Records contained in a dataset
[BEGIN]

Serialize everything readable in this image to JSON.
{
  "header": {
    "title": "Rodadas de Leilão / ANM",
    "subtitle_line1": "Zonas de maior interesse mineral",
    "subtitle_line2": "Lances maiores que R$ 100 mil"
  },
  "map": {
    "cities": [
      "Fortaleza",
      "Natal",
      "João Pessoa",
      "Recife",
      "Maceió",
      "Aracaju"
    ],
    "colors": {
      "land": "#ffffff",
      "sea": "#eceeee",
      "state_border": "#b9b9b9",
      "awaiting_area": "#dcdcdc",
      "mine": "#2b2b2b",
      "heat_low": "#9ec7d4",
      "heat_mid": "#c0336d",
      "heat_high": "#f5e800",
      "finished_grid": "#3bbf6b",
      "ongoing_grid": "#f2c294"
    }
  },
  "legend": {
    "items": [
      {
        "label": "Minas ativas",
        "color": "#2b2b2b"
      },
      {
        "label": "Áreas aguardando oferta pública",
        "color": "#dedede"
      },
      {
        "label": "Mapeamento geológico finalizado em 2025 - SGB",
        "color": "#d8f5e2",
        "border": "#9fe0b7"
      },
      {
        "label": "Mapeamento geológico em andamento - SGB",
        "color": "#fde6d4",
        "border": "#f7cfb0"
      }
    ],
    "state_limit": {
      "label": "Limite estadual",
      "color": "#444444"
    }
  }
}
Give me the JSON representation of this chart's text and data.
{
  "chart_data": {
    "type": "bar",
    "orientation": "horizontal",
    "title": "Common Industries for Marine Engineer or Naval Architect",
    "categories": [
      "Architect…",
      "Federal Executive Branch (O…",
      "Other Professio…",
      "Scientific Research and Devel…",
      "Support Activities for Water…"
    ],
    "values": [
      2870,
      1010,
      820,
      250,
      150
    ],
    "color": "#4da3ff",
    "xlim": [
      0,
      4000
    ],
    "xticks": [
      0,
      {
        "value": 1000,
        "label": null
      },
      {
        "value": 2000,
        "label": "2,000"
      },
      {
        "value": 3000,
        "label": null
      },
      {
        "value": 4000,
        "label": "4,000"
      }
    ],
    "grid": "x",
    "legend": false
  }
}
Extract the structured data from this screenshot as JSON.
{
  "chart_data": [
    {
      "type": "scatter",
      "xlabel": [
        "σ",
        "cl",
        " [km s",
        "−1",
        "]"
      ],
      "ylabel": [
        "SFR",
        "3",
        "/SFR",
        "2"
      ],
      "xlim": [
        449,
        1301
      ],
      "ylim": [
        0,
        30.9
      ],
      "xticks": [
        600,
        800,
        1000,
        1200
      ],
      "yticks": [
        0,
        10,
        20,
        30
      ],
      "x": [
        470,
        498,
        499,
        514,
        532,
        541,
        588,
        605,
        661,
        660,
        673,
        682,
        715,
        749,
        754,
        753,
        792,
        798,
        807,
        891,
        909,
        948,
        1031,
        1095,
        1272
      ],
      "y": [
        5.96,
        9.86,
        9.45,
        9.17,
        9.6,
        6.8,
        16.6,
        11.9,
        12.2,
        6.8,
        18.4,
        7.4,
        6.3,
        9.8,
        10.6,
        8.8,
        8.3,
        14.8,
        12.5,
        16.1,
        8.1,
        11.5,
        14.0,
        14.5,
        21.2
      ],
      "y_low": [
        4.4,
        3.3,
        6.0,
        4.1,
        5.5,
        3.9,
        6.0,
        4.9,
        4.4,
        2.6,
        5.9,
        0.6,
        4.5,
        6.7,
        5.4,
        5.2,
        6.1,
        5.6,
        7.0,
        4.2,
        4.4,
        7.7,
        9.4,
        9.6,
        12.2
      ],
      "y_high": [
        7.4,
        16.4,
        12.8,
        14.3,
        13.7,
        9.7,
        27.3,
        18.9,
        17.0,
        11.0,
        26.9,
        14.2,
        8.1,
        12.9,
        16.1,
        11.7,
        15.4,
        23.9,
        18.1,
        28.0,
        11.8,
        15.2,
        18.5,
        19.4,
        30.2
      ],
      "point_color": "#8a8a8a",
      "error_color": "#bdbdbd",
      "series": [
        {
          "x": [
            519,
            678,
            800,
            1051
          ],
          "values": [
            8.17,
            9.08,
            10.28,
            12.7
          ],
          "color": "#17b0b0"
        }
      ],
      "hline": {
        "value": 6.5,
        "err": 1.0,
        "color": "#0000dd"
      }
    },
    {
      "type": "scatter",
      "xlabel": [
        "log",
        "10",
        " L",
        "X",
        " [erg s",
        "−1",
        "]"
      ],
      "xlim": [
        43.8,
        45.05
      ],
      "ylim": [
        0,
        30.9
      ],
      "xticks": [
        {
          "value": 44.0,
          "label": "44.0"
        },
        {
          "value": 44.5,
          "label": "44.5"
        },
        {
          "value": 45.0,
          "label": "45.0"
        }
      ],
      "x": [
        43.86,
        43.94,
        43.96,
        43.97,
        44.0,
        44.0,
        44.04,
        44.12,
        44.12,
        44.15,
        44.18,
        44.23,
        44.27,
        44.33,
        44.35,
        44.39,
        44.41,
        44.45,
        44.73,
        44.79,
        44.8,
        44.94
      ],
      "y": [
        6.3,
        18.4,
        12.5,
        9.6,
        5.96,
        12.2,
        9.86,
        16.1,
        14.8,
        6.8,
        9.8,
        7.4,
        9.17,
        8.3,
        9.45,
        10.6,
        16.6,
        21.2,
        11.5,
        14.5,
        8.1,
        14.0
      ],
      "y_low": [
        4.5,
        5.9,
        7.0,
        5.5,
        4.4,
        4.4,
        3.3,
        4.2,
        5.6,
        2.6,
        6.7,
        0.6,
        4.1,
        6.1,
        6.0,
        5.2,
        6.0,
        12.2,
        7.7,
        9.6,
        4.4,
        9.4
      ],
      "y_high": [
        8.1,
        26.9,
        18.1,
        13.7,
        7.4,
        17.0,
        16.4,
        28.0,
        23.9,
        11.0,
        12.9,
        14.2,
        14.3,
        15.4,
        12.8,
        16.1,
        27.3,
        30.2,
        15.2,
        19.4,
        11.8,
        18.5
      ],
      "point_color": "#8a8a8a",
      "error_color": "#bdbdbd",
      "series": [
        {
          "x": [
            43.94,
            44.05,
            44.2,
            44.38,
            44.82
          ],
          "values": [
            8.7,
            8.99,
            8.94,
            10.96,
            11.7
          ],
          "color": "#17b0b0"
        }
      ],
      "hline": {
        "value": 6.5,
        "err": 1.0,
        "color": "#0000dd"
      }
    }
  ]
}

[END]

## Directions
Can you reproduce all the material exactly?

## Exercise answer
Serialize everything readable in this image to JSON.
{
  "header": {
    "title": "Rodadas de Leilão / ANM",
    "subtitle_line1": "Zonas de maior interesse mineral",
    "subtitle_line2": "Lances maiores que R$ 100 mil"
  },
  "map": {
    "cities": [
      "Fortaleza",
      "Natal",
      "João Pessoa",
      "Recife",
      "Maceió",
      "Aracaju"
    ],
    "colors": {
      "land": "#ffffff",
      "sea": "#eceeee",
      "state_border": "#b9b9b9",
      "awaiting_area": "#dcdcdc",
      "mine": "#2b2b2b",
      "heat_low": "#9ec7d4",
      "heat_mid": "#c0336d",
      "heat_high": "#f5e800",
      "finished_grid": "#3bbf6b",
      "ongoing_grid": "#f2c294"
    }
  },
  "legend": {
    "items": [
      {
        "label": "Minas ativas",
        "color": "#2b2b2b"
      },
      {
        "label": "Áreas aguardando oferta pública",
        "color": "#dedede"
      },
      {
        "label": "Mapeamento geológico finalizado em 2025 - SGB",
        "color": "#d8f5e2",
        "border": "#9fe0b7"
      },
      {
        "label": "Mapeamento geológico em andamento - SGB",
        "color": "#fde6d4",
        "border": "#f7cfb0"
      }
    ],
    "state_limit": {
      "label": "Limite estadual",
      "color": "#444444"
    }
  }
}
Give me the JSON representation of this chart's text and data.
{
  "chart_data": {
    "type": "bar",
    "orientation": "horizontal",
    "title": "Common Industries for Marine Engineer or Naval Architect",
    "categories": [
      "Architect…",
      "Federal Executive Branch (O…",
      "Other Professio…",
      "Scientific Research and Devel…",
      "Support Activities for Water…"
    ],
    "values": [
      2870,
      1010,
      820,
      250,
      150
    ],
    "color": "#4da3ff",
    "xlim": [
      0,
      4000
    ],
    "xticks": [
      0,
      {
        "value": 1000,
        "label": null
      },
      {
        "value": 2000,
        "label": "2,000"
      },
      {
        "value": 3000,
        "label": null
      },
      {
        "value": 4000,
        "label": "4,000"
      }
    ],
    "grid": "x",
    "legend": false
  }
}
Extract the structured data from this screenshot as JSON.
{
  "chart_data": [
    {
      "type": "scatter",
      "xlabel": [
        "σ",
        "cl",
        " [km s",
        "−1",
        "]"
      ],
      "ylabel": [
        "SFR",
        "3",
        "/SFR",
        "2"
      ],
      "xlim": [
        449,
        1301
      ],
      "ylim": [
        0,
        30.9
      ],
      "xticks": [
        600,
        800,
        1000,
        1200
      ],
      "yticks": [
        0,
        10,
        20,
        30
      ],
      "x": [
        470,
        498,
        499,
        514,
        532,
        541,
        588,
        605,
        661,
        660,
        673,
        682,
        715,
        749,
        754,
        753,
        792,
        798,
        807,
        891,
        909,
        948,
        1031,
        1095,
        1272
      ],
      "y": [
        5.96,
        9.86,
        9.45,
        9.17,
        9.6,
        6.8,
        16.6,
        11.9,
        12.2,
        6.8,
        18.4,
        7.4,
        6.3,
        9.8,
        10.6,
        8.8,
        8.3,
        14.8,
        12.5,
        16.1,
        8.1,
        11.5,
        14.0,
        14.5,
        21.2
      ],
      "y_low": [
        4.4,
        3.3,
        6.0,
        4.1,
        5.5,
        3.9,
        6.0,
        4.9,
        4.4,
        2.6,
        5.9,
        0.6,
        4.5,
        6.7,
        5.4,
        5.2,
        6.1,
        5.6,
        7.0,
        4.2,
        4.4,
        7.7,
        9.4,
        9.6,
        12.2
      ],
      "y_high": [
        7.4,
        16.4,
        12.8,
        14.3,
        13.7,
        9.7,
        27.3,
        18.9,
        17.0,
        11.0,
        26.9,
        14.2,
        8.1,
        12.9,
        16.1,
        11.7,
        15.4,
        23.9,
        18.1,
        28.0,
        11.8,
        15.2,
        18.5,
        19.4,
        30.2
      ],
      "point_color": "#8a8a8a",
      "error_color": "#bdbdbd",
      "series": [
        {
          "x": [
            519,
            678,
            800,
            1051
          ],
          "values": [
            8.17,
            9.08,
            10.28,
            12.7
          ],
          "color": "#17b0b0"
        }
      ],
      "hline": {
        "value": 6.5,
        "err": 1.0,
        "color": "#0000dd"
      }
    },
    {
      "type": "scatter",
      "xlabel": [
        "log",
        "10",
        " L",
        "X",
        " [erg s",
        "−1",
        "]"
      ],
      "xlim": [
        43.8,
        45.05
      ],
      "ylim": [
        0,
        30.9
      ],
      "xticks": [
        {
          "value": 44.0,
          "label": "44.0"
        },
        {
          "value": 44.5,
          "label": "44.5"
        },
        {
          "value": 45.0,
          "label": "45.0"
        }
      ],
      "x": [
        43.86,
        43.94,
        43.96,
        43.97,
        44.0,
        44.0,
        44.04,
        44.12,
        44.12,
        44.15,
        44.18,
        44.23,
        44.27,
        44.33,
        44.35,
        44.39,
        44.41,
        44.45,
        44.73,
        44.79,
        44.8,
        44.94
      ],
      "y": [
        6.3,
        18.4,
        12.5,
        9.6,
        5.96,
        12.2,
        9.86,
        16.1,
        14.8,
        6.8,
        9.8,
        7.4,
        9.17,
        8.3,
        9.45,
        10.6,
        16.6,
        21.2,
        11.5,
        14.5,
        8.1,
        14.0
      ],
      "y_low": [
        4.5,
        5.9,
        7.0,
        5.5,
        4.4,
        4.4,
        3.3,
        4.2,
        5.6,
        2.6,
        6.7,
        0.6,
        4.1,
        6.1,
        6.0,
        5.2,
        6.0,
        12.2,
        7.7,
        9.6,
        4.4,
        9.4
      ],
      "y_high": [
        8.1,
        26.9,
        18.1,
        13.7,
        7.4,
        17.0,
        16.4,
        28.0,
        23.9,
        11.0,
        12.9,
        14.2,
        14.3,
        15.4,
        12.8,
        16.1,
        27.3,
        30.2,
        15.2,
        19.4,
        11.8,
        18.5
      ],
      "point_color": "#8a8a8a",
      "error_color": "#bdbdbd",
      "series": [
        {
          "x": [
            43.94,
            44.05,
            44.2,
            44.38,
            44.82
          ],
          "values": [
            8.7,
            8.99,
            8.94,
            10.96,
            11.7
          ],
          "color": "#17b0b0"
        }
      ],
      "hline": {
        "value": 6.5,
        "err": 1.0,
        "color": "#0000dd"
      }
    }
  ]
}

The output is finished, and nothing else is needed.